Records provided:
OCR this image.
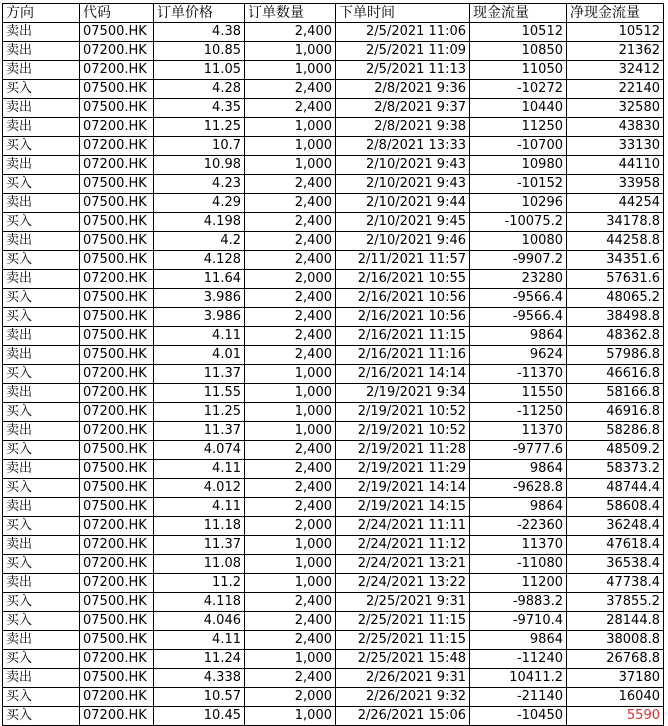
方向	代码	订单价格	订单数量	下单时间	现金流量	净现金流量
卖出	07500.HK	4.38	2,400	2/5/2021 11:06	10512	10512
卖出	07200.HK	10.85	1,000	2/5/2021 11:09	10850	21362
卖出	07200.HK	11.05	1,000	2/5/2021 11:13	11050	32412
买入	07500.HK	4.28	2,400	2/8/2021 9:36	-10272	22140
卖出	07500.HK	4.35	2,400	2/8/2021 9:37	10440	32580
卖出	07200.HK	11.25	1,000	2/8/2021 9:38	11250	43830
买入	07200.HK	10.7	1,000	2/8/2021 13:33	-10700	33130
卖出	07200.HK	10.98	1,000	2/10/2021 9:43	10980	44110
买入	07500.HK	4.23	2,400	2/10/2021 9:43	-10152	33958
卖出	07500.HK	4.29	2,400	2/10/2021 9:44	10296	44254
买入	07500.HK	4.198	2,400	2/10/2021 9:45	-10075.2	34178.8
卖出	07500.HK	4.2	2,400	2/10/2021 9:46	10080	44258.8
买入	07500.HK	4.128	2,400	2/11/2021 11:57	-9907.2	34351.6
卖出	07200.HK	11.64	2,000	2/16/2021 10:55	23280	57631.6
买入	07500.HK	3.986	2,400	2/16/2021 10:56	-9566.4	48065.2
买入	07500.HK	3.986	2,400	2/16/2021 10:56	-9566.4	38498.8
卖出	07500.HK	4.11	2,400	2/16/2021 11:15	9864	48362.8
卖出	07500.HK	4.01	2,400	2/16/2021 11:16	9624	57986.8
买入	07200.HK	11.37	1,000	2/16/2021 14:14	-11370	46616.8
卖出	07200.HK	11.55	1,000	2/19/2021 9:34	11550	58166.8
买入	07200.HK	11.25	1,000	2/19/2021 10:52	-11250	46916.8
卖出	07200.HK	11.37	1,000	2/19/2021 10:52	11370	58286.8
买入	07500.HK	4.074	2,400	2/19/2021 11:28	-9777.6	48509.2
卖出	07500.HK	4.11	2,400	2/19/2021 11:29	9864	58373.2
买入	07500.HK	4.012	2,400	2/19/2021 14:14	-9628.8	48744.4
卖出	07500.HK	4.11	2,400	2/19/2021 14:15	9864	58608.4
买入	07200.HK	11.18	2,000	2/24/2021 11:11	-22360	36248.4
卖出	07200.HK	11.37	1,000	2/24/2021 11:12	11370	47618.4
买入	07200.HK	11.08	1,000	2/24/2021 13:21	-11080	36538.4
卖出	07200.HK	11.2	1,000	2/24/2021 13:22	11200	47738.4
买入	07500.HK	4.118	2,400	2/25/2021 9:31	-9883.2	37855.2
买入	07500.HK	4.046	2,400	2/25/2021 11:15	-9710.4	28144.8
卖出	07500.HK	4.11	2,400	2/25/2021 11:15	9864	38008.8
买入	07200.HK	11.24	1,000	2/25/2021 15:48	-11240	26768.8
卖出	07500.HK	4.338	2,400	2/26/2021 9:31	10411.2	37180
买入	07200.HK	10.57	2,000	2/26/2021 9:32	-21140	16040
买入	07200.HK	10.45	1,000	2/26/2021 15:06	-10450	5590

Directions for this task:
Copy all the lines of data exactly as they appear, dropping any images.

Solution for this exercise:
OCR this image.
方向	代码	订单价格	订单数量	下单时间	现金流量	净现金流量
卖出	07500.HK	4.38	2,400	2/5/2021 11:06	10512	10512
卖出	07200.HK	10.85	1,000	2/5/2021 11:09	10850	21362
卖出	07200.HK	11.05	1,000	2/5/2021 11:13	11050	32412
买入	07500.HK	4.28	2,400	2/8/2021 9:36	-10272	22140
卖出	07500.HK	4.35	2,400	2/8/2021 9:37	10440	32580
卖出	07200.HK	11.25	1,000	2/8/2021 9:38	11250	43830
买入	07200.HK	10.7	1,000	2/8/2021 13:33	-10700	33130
卖出	07200.HK	10.98	1,000	2/10/2021 9:43	10980	44110
买入	07500.HK	4.23	2,400	2/10/2021 9:43	-10152	33958
卖出	07500.HK	4.29	2,400	2/10/2021 9:44	10296	44254
买入	07500.HK	4.198	2,400	2/10/2021 9:45	-10075.2	34178.8
卖出	07500.HK	4.2	2,400	2/10/2021 9:46	10080	44258.8
买入	07500.HK	4.128	2,400	2/11/2021 11:57	-9907.2	34351.6
卖出	07200.HK	11.64	2,000	2/16/2021 10:55	23280	57631.6
买入	07500.HK	3.986	2,400	2/16/2021 10:56	-9566.4	48065.2
买入	07500.HK	3.986	2,400	2/16/2021 10:56	-9566.4	38498.8
卖出	07500.HK	4.11	2,400	2/16/2021 11:15	9864	48362.8
卖出	07500.HK	4.01	2,400	2/16/2021 11:16	9624	57986.8
买入	07200.HK	11.37	1,000	2/16/2021 14:14	-11370	46616.8
卖出	07200.HK	11.55	1,000	2/19/2021 9:34	11550	58166.8
买入	07200.HK	11.25	1,000	2/19/2021 10:52	-11250	46916.8
卖出	07200.HK	11.37	1,000	2/19/2021 10:52	11370	58286.8
买入	07500.HK	4.074	2,400	2/19/2021 11:28	-9777.6	48509.2
卖出	07500.HK	4.11	2,400	2/19/2021 11:29	9864	58373.2
买入	07500.HK	4.012	2,400	2/19/2021 14:14	-9628.8	48744.4
卖出	07500.HK	4.11	2,400	2/19/2021 14:15	9864	58608.4
买入	07200.HK	11.18	2,000	2/24/2021 11:11	-22360	36248.4
卖出	07200.HK	11.37	1,000	2/24/2021 11:12	11370	47618.4
买入	07200.HK	11.08	1,000	2/24/2021 13:21	-11080	36538.4
卖出	07200.HK	11.2	1,000	2/24/2021 13:22	11200	47738.4
买入	07500.HK	4.118	2,400	2/25/2021 9:31	-9883.2	37855.2
买入	07500.HK	4.046	2,400	2/25/2021 11:15	-9710.4	28144.8
卖出	07500.HK	4.11	2,400	2/25/2021 11:15	9864	38008.8
买入	07200.HK	11.24	1,000	2/25/2021 15:48	-11240	26768.8
卖出	07500.HK	4.338	2,400	2/26/2021 9:31	10411.2	37180
买入	07200.HK	10.57	2,000	2/26/2021 9:32	-21140	16040
买入	07200.HK	10.45	1,000	2/26/2021 15:06	-10450	5590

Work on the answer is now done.